• WHAT YOU ARE ASKED TO DO:
For this exercise, copy each line of the records that contains the word "acid".

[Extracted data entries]

····················

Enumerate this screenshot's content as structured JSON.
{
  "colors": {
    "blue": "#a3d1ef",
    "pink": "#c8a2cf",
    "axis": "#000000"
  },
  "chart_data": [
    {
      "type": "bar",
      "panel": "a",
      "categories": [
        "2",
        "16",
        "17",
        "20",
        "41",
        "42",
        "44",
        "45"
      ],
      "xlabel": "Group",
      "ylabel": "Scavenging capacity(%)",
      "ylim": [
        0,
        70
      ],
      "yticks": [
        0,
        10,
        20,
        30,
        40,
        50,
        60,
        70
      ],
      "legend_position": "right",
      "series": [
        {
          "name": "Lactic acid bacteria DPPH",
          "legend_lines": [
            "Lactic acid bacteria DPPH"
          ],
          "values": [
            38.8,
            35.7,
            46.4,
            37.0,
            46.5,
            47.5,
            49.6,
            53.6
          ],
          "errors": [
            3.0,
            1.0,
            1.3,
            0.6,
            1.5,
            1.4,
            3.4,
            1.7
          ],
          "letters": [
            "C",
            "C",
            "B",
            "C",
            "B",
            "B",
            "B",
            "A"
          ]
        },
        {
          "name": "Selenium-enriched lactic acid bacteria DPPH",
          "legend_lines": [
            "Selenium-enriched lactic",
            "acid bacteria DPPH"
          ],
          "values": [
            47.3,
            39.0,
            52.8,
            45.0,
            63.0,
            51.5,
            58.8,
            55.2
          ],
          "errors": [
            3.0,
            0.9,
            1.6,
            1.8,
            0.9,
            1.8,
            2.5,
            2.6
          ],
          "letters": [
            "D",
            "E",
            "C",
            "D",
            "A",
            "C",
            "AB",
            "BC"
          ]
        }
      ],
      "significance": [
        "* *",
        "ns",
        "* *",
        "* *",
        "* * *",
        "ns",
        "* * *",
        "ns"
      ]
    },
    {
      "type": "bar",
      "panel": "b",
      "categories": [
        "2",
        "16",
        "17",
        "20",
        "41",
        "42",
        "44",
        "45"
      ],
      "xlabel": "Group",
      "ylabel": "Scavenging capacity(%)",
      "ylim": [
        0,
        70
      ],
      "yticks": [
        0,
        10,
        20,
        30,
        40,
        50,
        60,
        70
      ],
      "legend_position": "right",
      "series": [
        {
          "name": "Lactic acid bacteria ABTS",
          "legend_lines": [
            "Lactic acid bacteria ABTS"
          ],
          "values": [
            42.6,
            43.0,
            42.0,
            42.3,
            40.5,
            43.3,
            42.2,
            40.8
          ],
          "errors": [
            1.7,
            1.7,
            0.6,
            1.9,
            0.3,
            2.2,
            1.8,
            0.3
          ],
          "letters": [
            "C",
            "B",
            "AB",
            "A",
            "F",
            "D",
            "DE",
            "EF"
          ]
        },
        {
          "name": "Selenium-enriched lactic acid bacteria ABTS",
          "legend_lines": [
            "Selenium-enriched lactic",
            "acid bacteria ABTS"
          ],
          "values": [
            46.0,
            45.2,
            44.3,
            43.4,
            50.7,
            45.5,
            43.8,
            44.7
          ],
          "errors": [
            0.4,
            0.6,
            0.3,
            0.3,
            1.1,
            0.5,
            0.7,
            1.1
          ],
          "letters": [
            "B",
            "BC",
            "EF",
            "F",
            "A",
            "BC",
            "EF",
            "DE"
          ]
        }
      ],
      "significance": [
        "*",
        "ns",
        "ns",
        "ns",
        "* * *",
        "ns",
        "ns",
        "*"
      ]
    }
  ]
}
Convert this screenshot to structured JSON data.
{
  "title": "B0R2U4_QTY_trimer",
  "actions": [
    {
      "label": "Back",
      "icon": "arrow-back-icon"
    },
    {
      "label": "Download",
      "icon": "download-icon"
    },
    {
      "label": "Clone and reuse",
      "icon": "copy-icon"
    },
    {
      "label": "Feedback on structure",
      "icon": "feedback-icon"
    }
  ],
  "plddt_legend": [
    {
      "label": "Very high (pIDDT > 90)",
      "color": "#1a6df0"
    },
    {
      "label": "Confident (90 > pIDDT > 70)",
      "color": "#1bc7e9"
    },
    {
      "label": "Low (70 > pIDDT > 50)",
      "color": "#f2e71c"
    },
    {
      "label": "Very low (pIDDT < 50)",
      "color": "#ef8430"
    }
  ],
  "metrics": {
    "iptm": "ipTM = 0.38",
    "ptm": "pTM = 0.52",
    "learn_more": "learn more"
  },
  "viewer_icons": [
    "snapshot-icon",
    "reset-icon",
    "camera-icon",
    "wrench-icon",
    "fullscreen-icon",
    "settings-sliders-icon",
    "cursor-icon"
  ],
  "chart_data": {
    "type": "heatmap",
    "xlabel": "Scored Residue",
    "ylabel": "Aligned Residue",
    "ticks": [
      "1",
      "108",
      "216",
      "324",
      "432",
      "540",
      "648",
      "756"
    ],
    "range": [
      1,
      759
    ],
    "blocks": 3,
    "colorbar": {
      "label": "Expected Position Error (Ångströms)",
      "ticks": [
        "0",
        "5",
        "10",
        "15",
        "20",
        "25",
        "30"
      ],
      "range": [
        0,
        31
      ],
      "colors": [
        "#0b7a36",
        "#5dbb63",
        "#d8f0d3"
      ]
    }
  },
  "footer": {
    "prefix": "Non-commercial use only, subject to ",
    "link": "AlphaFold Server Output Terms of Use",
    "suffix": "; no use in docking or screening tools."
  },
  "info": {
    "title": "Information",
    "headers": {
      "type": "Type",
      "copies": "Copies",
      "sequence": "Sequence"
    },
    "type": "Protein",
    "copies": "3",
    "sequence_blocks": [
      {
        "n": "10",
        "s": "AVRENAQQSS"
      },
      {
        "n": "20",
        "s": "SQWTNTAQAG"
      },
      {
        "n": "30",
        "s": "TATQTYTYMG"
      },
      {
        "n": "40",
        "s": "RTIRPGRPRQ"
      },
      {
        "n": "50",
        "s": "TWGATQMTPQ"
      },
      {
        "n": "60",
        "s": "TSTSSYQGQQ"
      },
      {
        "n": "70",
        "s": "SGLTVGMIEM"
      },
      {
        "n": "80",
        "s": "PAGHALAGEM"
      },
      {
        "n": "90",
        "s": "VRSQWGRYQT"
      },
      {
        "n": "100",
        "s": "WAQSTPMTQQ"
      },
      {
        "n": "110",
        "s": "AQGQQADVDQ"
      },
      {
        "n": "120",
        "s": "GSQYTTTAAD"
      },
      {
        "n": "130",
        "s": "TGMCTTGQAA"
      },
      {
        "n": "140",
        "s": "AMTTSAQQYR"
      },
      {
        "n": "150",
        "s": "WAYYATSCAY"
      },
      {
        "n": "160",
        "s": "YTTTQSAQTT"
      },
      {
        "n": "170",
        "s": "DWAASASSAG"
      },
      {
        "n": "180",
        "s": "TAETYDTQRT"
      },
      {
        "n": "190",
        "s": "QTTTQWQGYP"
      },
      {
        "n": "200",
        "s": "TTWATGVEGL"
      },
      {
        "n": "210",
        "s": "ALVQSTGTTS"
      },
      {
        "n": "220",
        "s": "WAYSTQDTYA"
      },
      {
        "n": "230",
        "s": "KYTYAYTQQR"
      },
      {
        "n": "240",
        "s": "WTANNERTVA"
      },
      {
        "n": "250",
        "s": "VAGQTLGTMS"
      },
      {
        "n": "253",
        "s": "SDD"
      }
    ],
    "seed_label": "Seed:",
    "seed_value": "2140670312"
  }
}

····················

• ANSWER TO THE EXERCISE:
          "name": "Lactic acid bacteria DPPH",
            "Lactic acid bacteria DPPH"
          "name": "Selenium-enriched lactic acid bacteria DPPH",
            "acid bacteria DPPH"
          "name": "Lactic acid bacteria ABTS",
            "Lactic acid bacteria ABTS"
          "name": "Selenium-enriched lactic acid bacteria ABTS",
            "acid bacteria ABTS"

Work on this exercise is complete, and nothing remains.